Job: Reproduce each line, exactly, from the one containing "What data was" through the end of the material. Exclude pictures.

Dataset excerpt:
.....

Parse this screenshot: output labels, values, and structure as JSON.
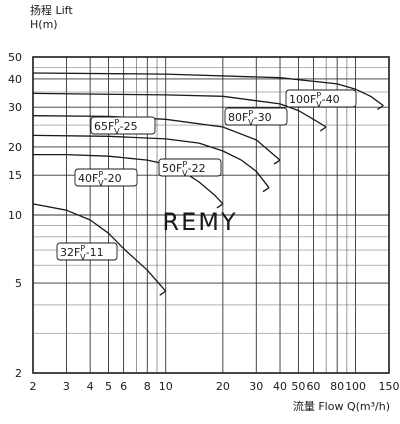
{
  "chart_data": {
    "type": "line",
    "title": "",
    "ylabel": "扬程 Lift\nH(m)",
    "xlabel": "流量 Flow  Q(m³/h)",
    "x_scale": "log",
    "y_scale": "log",
    "xlim": [
      2,
      150
    ],
    "ylim": [
      2,
      50
    ],
    "grid": true,
    "x_ticks": [
      2,
      3,
      4,
      5,
      6,
      8,
      10,
      20,
      30,
      40,
      50,
      60,
      80,
      100,
      150
    ],
    "x_tick_labels": [
      "2",
      "3",
      "4",
      "5",
      "6",
      "8",
      "10",
      "20",
      "30",
      "40",
      "50",
      "60",
      "80",
      "100",
      "150"
    ],
    "y_ticks": [
      2,
      5,
      10,
      15,
      20,
      30,
      40,
      50
    ],
    "y_tick_labels": [
      "2",
      "5",
      "10",
      "15",
      "20",
      "30",
      "40",
      "50"
    ],
    "watermark": "REMY",
    "series": [
      {
        "name": "32FPV-11",
        "label_main": "32F",
        "label_sup": "P",
        "label_sub": "V",
        "label_tail": "-11",
        "x": [
          2,
          3,
          4,
          5,
          6,
          8,
          10
        ],
        "y": [
          11.2,
          10.5,
          9.5,
          8.3,
          7.1,
          5.7,
          4.6
        ]
      },
      {
        "name": "40FPV-20",
        "label_main": "40F",
        "label_sup": "P",
        "label_sub": "V",
        "label_tail": "-20",
        "x": [
          2,
          3,
          5,
          8,
          10,
          12,
          15,
          18,
          20
        ],
        "y": [
          18.5,
          18.5,
          18.2,
          17.5,
          16.8,
          15.8,
          14.0,
          12.3,
          11.2
        ]
      },
      {
        "name": "50FPV-22",
        "label_main": "50F",
        "label_sup": "P",
        "label_sub": "V",
        "label_tail": "-22",
        "x": [
          2,
          5,
          10,
          15,
          20,
          25,
          30,
          35
        ],
        "y": [
          22.5,
          22.3,
          21.7,
          20.8,
          19.2,
          17.5,
          15.6,
          13.2
        ]
      },
      {
        "name": "65FPV-25",
        "label_main": "65F",
        "label_sup": "P",
        "label_sub": "V",
        "label_tail": "-25",
        "x": [
          2,
          5,
          10,
          20,
          30,
          40
        ],
        "y": [
          27.5,
          27.3,
          26.5,
          24.5,
          21.5,
          17.5
        ]
      },
      {
        "name": "80FPV-30",
        "label_main": "80F",
        "label_sup": "P",
        "label_sub": "V",
        "label_tail": "-30",
        "x": [
          2,
          10,
          20,
          40,
          50,
          60,
          70
        ],
        "y": [
          34.5,
          34.0,
          33.5,
          31.0,
          29.0,
          26.5,
          24.5
        ]
      },
      {
        "name": "100FPV-40",
        "label_main": "100F",
        "label_sup": "P",
        "label_sub": "V",
        "label_tail": "-40",
        "x": [
          2,
          10,
          40,
          80,
          100,
          120,
          140
        ],
        "y": [
          42.5,
          42.0,
          40.5,
          38.0,
          36.0,
          33.5,
          30.5
        ]
      }
    ]
  }
}
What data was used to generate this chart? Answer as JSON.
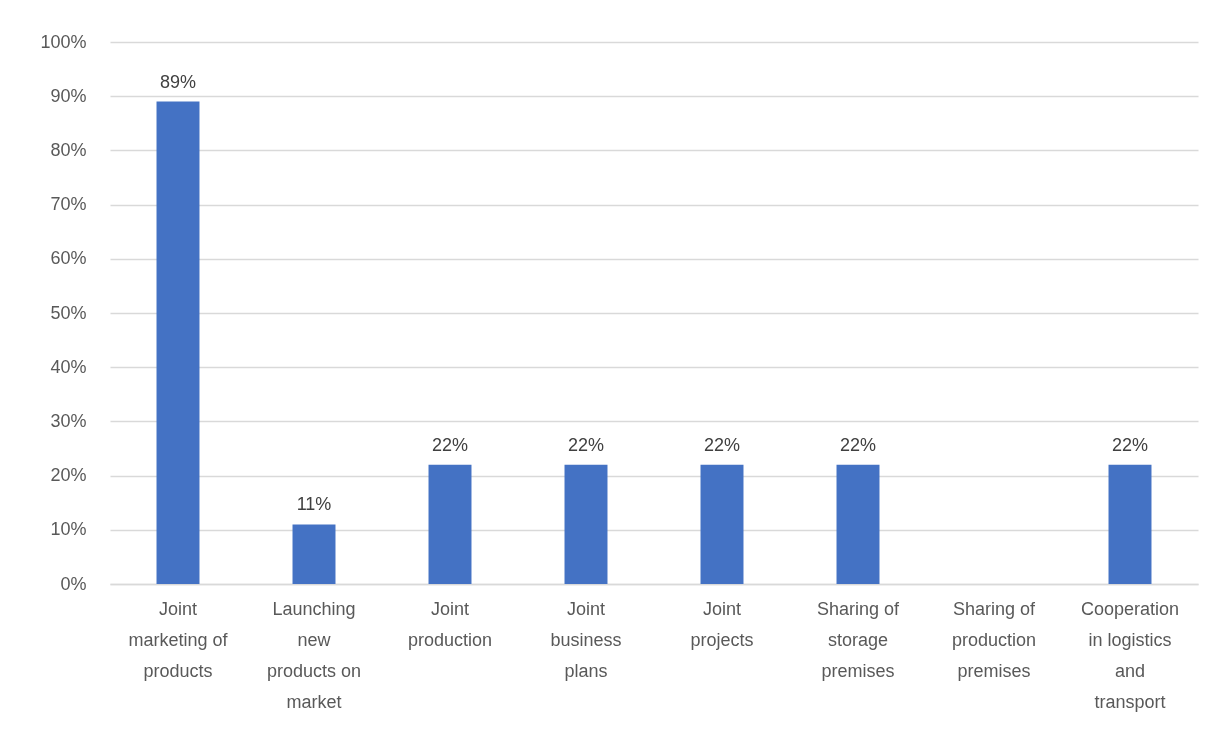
{
  "chart_data": {
    "type": "bar",
    "categories": [
      "Joint marketing of products",
      "Launching new products on market",
      "Joint production",
      "Joint business plans",
      "Joint projects",
      "Sharing of storage premises",
      "Sharing of production premises",
      "Cooperation in logistics and transport"
    ],
    "values": [
      89,
      11,
      22,
      22,
      22,
      22,
      null,
      22
    ],
    "value_labels": [
      "89%",
      "11%",
      "22%",
      "22%",
      "22%",
      "22%",
      null,
      "22%"
    ],
    "color": "#4472c4",
    "ylim": [
      0,
      100
    ],
    "yticks": [
      {
        "value": 0,
        "label": "0%"
      },
      {
        "value": 10,
        "label": "10%"
      },
      {
        "value": 20,
        "label": "20%"
      },
      {
        "value": 30,
        "label": "30%"
      },
      {
        "value": 40,
        "label": "40%"
      },
      {
        "value": 50,
        "label": "50%"
      },
      {
        "value": 60,
        "label": "60%"
      },
      {
        "value": 70,
        "label": "70%"
      },
      {
        "value": 80,
        "label": "80%"
      },
      {
        "value": 90,
        "label": "90%"
      },
      {
        "value": 100,
        "label": "100%"
      }
    ],
    "grid": "y"
  }
}
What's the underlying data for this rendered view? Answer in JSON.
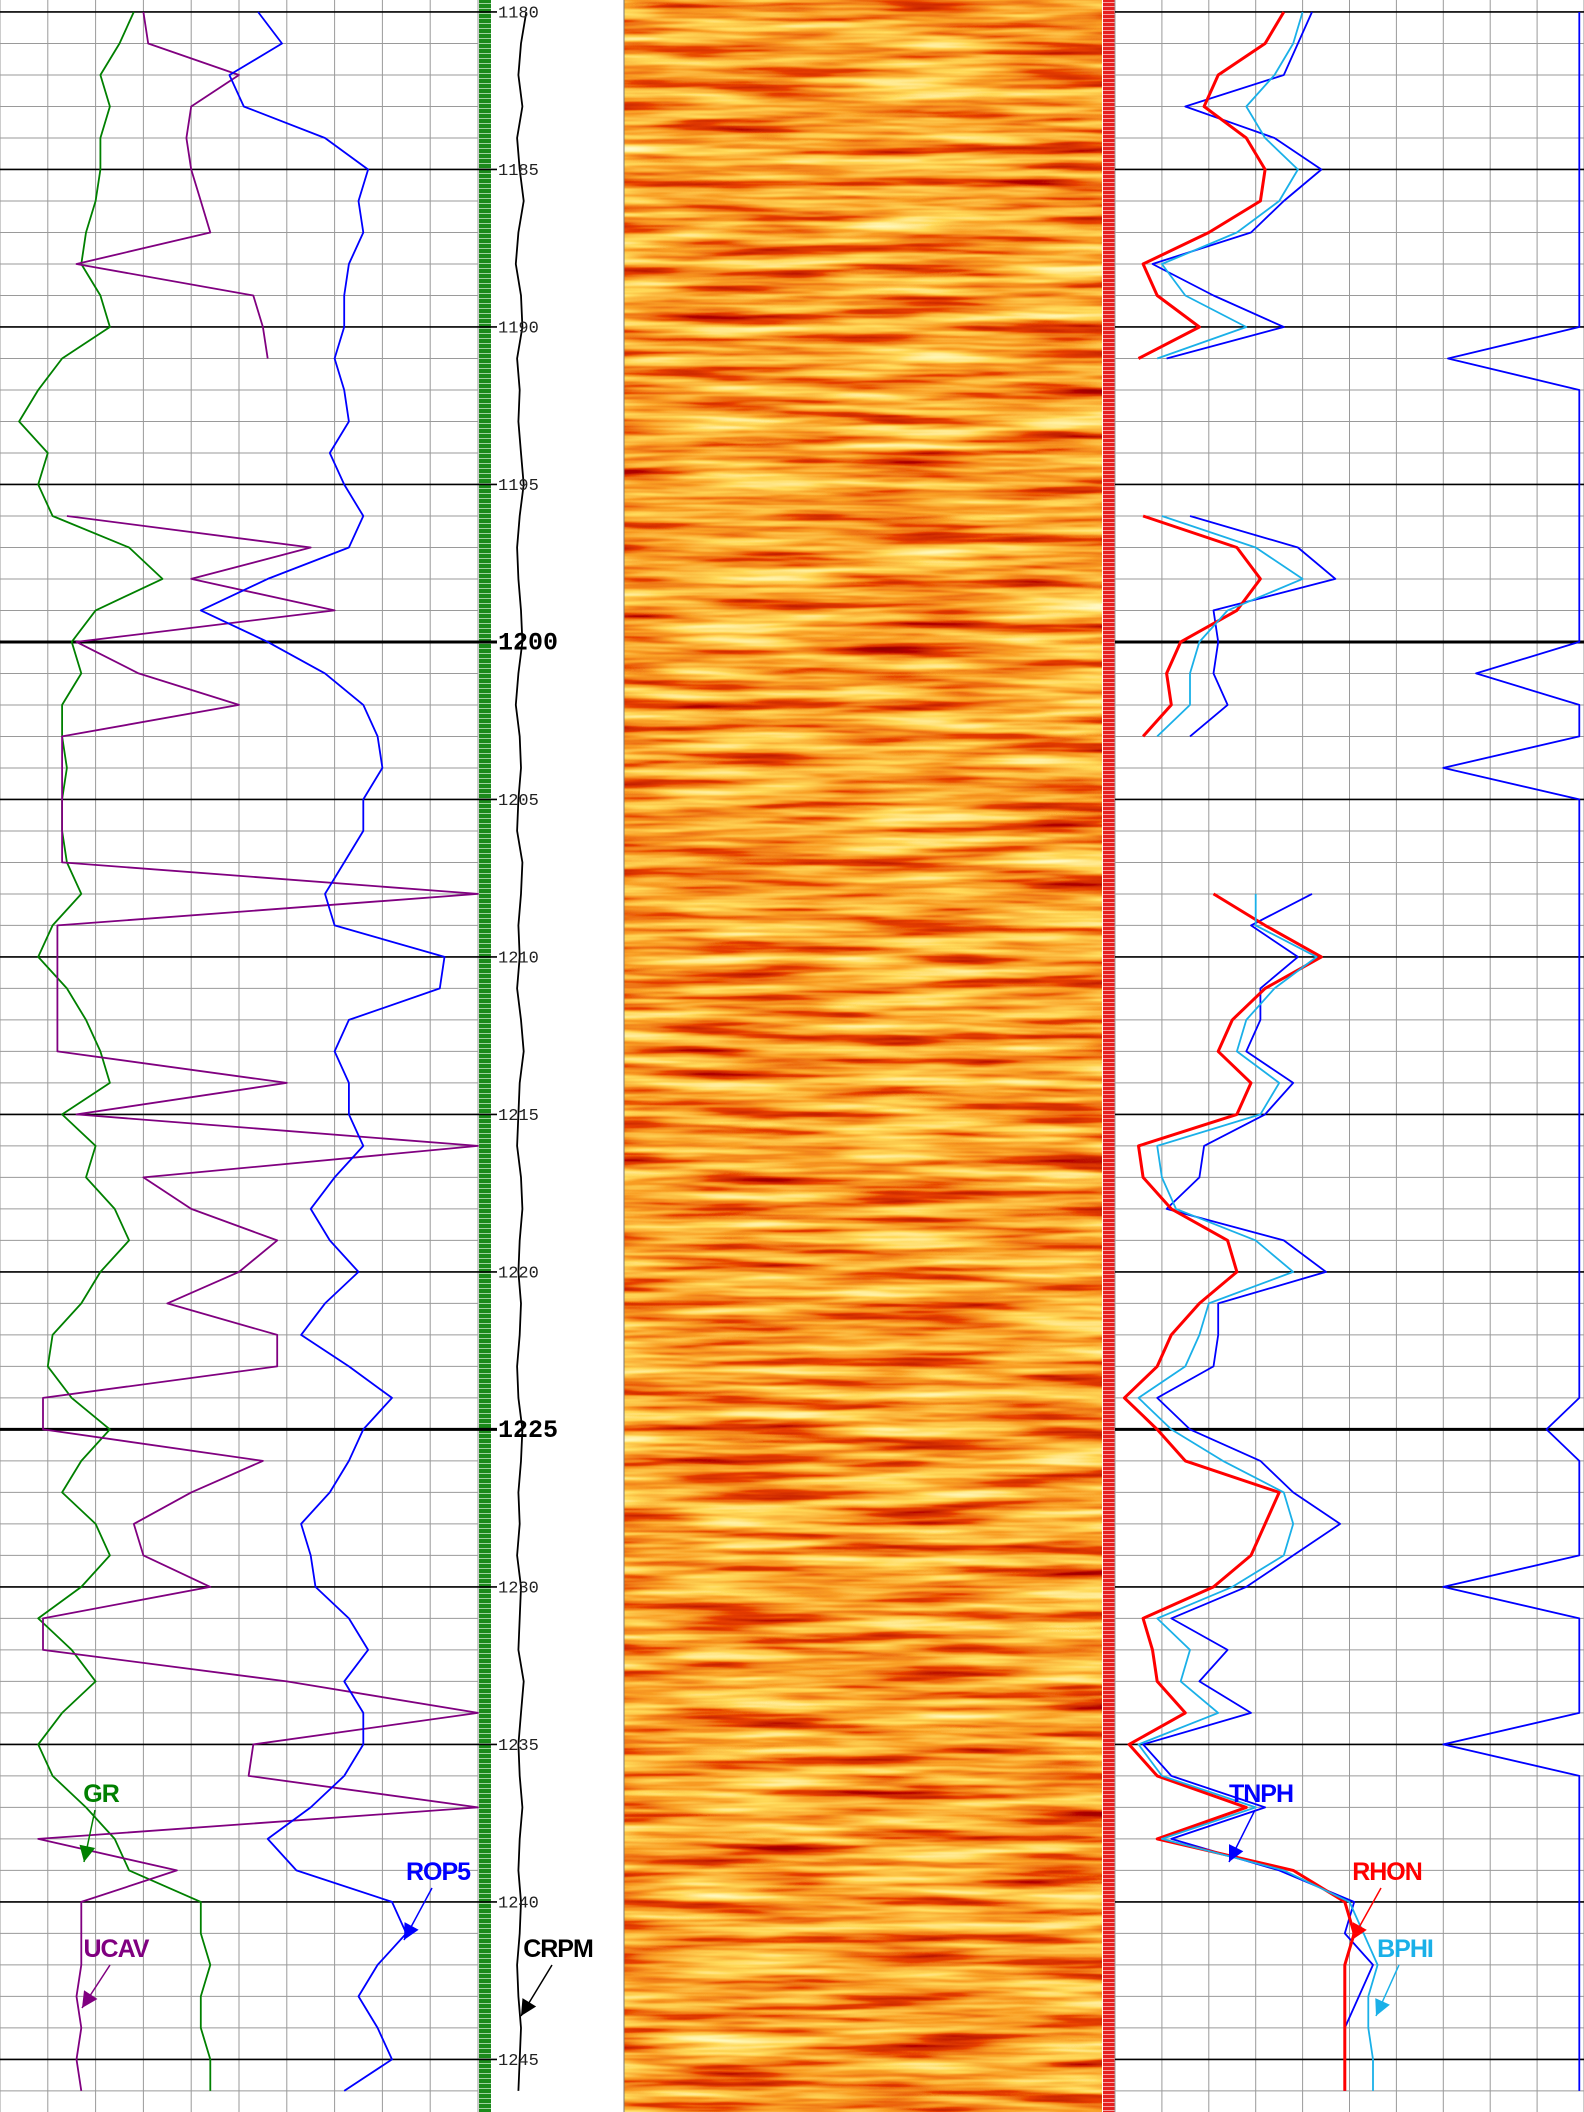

.....

Task response:
What data was used to generate this chart? Answer as JSON.
{
  "chart_data": {
    "type": "bar",
    "categories": [
      "Joint marketing of products",
      "Launching new products on market",
      "Joint production",
      "Joint business plans",
      "Joint projects",
      "Sharing of storage premises",
      "Sharing of production premises",
      "Cooperation in logistics and transport"
    ],
    "values": [
      89,
      11,
      22,
      22,
      22,
      22,
      null,
      22
    ],
    "value_labels": [
      "89%",
      "11%",
      "22%",
      "22%",
      "22%",
      "22%",
      null,
      "22%"
    ],
    "color": "#4472c4",
    "ylim": [
      0,
      100
    ],
    "yticks": [
      {
        "value": 0,
        "label": "0%"
      },
      {
        "value": 10,
        "label": "10%"
      },
      {
        "value": 20,
        "label": "20%"
      },
      {
        "value": 30,
        "label": "30%"
      },
      {
        "value": 40,
        "label": "40%"
      },
      {
        "value": 50,
        "label": "50%"
      },
      {
        "value": 60,
        "label": "60%"
      },
      {
        "value": 70,
        "label": "70%"
      },
      {
        "value": 80,
        "label": "80%"
      },
      {
        "value": 90,
        "label": "90%"
      },
      {
        "value": 100,
        "label": "100%"
      }
    ],
    "grid": "y"
  }
}
What's the underlying data for this rendered view? Answer in JSON.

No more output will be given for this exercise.